===== ROWS
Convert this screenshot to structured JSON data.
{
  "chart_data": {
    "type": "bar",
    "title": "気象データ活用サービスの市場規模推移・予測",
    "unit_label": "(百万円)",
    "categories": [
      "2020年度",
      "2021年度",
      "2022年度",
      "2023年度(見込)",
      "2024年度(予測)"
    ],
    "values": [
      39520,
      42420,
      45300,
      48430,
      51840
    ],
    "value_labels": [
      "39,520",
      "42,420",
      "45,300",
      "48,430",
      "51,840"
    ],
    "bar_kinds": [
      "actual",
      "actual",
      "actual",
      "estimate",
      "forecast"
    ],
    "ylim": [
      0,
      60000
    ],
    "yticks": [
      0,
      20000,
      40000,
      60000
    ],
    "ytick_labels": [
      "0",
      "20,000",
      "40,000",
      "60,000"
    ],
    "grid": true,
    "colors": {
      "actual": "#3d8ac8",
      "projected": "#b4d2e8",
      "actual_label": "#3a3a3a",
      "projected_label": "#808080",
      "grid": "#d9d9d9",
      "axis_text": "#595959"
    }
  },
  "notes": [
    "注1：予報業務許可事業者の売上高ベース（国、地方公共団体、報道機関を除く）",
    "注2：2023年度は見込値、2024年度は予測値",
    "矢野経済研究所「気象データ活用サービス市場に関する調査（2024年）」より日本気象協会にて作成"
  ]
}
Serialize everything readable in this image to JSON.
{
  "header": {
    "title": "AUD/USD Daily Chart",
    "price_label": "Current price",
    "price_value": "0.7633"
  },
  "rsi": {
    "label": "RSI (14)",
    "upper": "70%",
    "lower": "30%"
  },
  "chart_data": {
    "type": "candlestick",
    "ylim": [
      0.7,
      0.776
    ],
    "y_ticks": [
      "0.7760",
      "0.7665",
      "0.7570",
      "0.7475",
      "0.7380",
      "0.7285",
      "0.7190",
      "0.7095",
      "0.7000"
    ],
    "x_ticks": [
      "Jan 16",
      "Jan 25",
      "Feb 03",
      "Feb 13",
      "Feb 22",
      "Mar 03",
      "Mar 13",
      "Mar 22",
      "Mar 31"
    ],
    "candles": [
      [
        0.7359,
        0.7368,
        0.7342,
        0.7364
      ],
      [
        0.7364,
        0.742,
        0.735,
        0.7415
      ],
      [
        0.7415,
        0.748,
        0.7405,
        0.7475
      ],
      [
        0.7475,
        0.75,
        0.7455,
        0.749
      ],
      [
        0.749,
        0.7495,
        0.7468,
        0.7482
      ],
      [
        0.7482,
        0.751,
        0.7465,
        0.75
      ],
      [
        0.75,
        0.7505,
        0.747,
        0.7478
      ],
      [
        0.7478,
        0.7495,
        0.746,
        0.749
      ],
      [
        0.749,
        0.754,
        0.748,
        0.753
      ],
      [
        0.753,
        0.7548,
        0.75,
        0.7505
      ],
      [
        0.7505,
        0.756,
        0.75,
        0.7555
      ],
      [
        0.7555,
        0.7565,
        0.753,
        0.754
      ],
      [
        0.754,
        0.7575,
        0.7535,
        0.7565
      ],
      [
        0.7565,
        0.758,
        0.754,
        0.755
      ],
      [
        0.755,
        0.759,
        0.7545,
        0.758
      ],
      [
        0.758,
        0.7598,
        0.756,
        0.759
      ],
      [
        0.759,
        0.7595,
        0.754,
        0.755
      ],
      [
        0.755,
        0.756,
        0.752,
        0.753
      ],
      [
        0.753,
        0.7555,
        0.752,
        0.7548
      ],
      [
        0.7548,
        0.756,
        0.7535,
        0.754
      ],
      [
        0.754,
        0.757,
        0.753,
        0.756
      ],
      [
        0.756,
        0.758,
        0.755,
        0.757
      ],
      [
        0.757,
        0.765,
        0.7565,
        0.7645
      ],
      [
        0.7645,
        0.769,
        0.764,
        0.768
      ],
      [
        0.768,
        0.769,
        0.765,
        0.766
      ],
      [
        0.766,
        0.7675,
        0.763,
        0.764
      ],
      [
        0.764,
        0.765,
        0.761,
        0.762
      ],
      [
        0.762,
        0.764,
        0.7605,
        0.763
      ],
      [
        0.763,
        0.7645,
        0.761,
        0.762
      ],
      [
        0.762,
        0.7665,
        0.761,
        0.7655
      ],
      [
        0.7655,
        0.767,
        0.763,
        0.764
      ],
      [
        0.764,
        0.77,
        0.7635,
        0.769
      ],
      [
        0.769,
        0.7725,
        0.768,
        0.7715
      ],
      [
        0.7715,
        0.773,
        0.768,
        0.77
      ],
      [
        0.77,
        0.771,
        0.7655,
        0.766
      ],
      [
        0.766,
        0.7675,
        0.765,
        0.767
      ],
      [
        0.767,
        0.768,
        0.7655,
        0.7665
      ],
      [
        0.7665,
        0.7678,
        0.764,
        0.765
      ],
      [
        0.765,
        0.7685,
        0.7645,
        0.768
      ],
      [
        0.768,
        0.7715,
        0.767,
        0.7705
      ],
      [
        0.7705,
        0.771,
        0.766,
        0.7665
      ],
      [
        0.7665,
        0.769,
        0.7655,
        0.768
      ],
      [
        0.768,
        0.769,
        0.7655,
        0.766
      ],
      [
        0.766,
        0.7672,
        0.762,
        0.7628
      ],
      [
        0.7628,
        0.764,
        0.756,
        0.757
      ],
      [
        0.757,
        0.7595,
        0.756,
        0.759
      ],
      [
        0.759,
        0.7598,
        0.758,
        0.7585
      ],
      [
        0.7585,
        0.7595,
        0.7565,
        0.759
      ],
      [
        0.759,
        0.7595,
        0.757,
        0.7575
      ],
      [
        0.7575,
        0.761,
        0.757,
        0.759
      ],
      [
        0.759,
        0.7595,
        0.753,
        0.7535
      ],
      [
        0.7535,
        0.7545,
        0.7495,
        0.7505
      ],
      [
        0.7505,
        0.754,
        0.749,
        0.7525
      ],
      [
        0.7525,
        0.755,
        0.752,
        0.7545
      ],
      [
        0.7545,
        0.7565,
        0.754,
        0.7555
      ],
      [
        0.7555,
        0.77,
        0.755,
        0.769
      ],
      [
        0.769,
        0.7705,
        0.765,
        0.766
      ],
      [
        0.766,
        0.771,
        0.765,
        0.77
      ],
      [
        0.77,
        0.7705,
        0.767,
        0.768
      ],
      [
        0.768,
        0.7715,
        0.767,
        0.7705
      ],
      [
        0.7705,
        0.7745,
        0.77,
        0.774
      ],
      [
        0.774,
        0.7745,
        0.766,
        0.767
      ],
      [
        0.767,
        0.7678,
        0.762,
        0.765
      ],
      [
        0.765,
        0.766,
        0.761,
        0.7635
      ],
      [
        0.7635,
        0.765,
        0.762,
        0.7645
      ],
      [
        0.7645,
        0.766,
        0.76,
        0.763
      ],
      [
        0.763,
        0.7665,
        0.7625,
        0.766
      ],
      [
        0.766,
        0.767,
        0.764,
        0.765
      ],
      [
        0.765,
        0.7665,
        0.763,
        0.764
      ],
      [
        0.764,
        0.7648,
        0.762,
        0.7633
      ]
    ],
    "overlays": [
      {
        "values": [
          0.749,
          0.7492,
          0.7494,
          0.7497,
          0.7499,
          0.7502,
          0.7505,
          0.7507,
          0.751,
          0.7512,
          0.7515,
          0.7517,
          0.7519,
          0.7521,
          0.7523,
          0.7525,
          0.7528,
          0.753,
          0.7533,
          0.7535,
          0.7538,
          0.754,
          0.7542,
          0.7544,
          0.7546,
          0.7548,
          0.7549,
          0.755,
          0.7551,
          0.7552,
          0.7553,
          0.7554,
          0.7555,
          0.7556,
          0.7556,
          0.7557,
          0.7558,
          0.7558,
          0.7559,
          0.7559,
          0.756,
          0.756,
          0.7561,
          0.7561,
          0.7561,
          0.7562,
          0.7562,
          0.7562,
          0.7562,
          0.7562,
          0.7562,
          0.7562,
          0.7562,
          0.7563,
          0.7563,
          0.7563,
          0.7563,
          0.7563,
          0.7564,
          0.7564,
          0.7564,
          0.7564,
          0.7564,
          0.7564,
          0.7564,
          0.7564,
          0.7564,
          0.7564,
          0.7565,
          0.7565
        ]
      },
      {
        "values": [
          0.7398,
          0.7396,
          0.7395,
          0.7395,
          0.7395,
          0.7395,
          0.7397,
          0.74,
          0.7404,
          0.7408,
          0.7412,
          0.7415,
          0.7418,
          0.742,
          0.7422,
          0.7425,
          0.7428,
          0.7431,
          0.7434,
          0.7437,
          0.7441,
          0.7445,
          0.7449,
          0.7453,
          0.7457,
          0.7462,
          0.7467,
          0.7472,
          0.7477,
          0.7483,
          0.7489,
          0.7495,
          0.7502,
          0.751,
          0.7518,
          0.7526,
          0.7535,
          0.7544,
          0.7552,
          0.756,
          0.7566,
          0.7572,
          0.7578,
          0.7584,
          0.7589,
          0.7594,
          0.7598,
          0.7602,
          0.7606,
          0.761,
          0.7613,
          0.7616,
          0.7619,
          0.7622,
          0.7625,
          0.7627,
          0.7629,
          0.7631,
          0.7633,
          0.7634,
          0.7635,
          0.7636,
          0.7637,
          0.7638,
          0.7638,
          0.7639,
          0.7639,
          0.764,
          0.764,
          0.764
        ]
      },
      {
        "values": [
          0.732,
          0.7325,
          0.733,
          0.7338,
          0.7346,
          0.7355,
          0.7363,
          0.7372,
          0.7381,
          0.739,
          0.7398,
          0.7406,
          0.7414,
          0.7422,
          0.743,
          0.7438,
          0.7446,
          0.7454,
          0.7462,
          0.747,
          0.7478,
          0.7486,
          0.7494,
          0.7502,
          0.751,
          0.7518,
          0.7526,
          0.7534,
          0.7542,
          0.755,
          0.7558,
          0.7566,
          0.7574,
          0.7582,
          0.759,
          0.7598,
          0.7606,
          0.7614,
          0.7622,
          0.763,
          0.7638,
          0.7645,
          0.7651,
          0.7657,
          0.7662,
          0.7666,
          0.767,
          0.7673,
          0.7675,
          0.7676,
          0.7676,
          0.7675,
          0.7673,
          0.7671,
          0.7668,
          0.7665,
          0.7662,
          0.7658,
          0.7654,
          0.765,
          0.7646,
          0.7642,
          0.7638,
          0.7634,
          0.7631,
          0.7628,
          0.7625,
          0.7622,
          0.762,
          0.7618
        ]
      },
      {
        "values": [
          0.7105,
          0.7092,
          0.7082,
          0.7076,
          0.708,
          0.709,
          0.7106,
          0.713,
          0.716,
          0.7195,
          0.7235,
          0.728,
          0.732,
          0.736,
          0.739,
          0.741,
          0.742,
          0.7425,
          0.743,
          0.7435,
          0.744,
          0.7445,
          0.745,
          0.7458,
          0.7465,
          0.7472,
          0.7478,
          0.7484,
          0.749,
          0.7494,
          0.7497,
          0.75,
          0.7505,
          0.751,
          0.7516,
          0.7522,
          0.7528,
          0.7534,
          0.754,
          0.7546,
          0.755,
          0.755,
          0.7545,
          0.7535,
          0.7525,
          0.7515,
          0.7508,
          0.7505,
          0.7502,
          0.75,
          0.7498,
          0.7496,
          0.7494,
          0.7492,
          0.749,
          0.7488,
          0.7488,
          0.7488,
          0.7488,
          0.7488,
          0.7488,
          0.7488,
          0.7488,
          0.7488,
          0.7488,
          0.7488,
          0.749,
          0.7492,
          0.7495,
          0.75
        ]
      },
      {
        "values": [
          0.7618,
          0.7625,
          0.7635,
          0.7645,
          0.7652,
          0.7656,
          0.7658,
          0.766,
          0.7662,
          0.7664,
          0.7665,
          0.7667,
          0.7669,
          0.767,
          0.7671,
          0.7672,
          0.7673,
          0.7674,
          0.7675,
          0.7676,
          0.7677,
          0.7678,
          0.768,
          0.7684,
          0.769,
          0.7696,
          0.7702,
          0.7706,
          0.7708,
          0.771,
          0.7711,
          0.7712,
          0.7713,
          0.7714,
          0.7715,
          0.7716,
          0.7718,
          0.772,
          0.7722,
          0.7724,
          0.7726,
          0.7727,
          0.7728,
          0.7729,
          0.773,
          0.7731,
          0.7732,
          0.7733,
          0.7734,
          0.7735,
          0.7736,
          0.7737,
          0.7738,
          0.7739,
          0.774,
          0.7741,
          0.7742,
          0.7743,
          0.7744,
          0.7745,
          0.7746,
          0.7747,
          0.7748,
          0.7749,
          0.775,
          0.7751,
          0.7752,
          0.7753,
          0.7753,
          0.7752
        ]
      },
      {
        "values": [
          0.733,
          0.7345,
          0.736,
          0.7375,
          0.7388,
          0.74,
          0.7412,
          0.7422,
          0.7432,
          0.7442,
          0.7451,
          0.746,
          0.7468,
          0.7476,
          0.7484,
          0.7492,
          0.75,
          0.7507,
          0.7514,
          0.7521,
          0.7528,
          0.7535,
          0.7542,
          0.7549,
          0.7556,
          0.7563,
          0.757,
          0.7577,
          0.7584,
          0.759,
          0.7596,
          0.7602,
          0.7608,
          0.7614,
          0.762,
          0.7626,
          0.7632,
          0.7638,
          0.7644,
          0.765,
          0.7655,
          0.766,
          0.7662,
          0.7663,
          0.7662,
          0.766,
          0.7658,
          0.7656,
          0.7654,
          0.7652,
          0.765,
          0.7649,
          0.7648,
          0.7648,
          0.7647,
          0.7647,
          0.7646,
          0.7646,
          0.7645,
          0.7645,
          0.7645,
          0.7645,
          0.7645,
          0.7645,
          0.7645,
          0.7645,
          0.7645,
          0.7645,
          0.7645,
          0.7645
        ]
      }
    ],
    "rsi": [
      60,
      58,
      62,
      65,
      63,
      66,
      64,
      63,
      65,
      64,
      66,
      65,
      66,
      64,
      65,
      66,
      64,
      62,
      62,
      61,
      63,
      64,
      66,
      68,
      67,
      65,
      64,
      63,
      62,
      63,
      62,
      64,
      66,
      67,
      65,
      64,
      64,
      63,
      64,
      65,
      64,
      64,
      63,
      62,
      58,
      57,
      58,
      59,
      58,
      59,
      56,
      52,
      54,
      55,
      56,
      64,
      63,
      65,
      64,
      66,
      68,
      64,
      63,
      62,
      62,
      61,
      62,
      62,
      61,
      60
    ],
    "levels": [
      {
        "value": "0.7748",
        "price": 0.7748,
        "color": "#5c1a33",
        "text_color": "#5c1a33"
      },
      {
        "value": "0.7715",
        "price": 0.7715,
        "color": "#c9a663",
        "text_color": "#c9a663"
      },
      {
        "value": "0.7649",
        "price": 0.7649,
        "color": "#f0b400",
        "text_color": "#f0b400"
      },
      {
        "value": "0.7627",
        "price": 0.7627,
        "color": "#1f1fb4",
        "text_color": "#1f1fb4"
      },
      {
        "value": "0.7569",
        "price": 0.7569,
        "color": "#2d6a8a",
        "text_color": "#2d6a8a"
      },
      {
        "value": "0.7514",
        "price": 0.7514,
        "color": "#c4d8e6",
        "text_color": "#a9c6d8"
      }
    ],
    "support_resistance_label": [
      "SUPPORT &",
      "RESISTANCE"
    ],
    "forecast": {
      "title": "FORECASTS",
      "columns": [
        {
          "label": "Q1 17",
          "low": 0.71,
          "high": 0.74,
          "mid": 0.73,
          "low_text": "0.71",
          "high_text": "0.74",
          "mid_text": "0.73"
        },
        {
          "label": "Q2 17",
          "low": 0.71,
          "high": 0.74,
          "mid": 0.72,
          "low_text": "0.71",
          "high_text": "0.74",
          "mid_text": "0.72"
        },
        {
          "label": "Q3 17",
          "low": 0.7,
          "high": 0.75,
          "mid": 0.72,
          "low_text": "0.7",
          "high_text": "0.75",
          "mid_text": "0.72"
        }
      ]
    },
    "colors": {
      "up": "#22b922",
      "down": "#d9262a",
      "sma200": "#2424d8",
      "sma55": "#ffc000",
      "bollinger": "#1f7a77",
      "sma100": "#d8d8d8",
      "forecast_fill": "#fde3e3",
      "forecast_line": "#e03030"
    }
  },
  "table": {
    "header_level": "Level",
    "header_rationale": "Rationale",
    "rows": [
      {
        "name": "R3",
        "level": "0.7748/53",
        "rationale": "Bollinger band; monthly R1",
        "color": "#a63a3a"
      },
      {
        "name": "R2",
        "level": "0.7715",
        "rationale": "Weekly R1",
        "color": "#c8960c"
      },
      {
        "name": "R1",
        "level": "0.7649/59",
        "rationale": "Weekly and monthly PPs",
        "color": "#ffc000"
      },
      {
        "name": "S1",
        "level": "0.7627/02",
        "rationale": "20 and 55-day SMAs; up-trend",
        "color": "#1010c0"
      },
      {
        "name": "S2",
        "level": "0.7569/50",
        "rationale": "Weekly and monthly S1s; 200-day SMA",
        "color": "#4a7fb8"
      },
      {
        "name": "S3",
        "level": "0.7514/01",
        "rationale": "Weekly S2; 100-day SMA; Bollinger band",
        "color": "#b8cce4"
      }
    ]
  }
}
==========
→ REQUIRED TASK: Check each line of the entries above, and show every one holding the word "Weekly".

→ OUTPUT:
        "rationale": "Weekly R1",
        "rationale": "Weekly and monthly PPs",
        "rationale": "Weekly and monthly S1s; 200-day SMA",
        "rationale": "Weekly S2; 100-day SMA; Bollinger band",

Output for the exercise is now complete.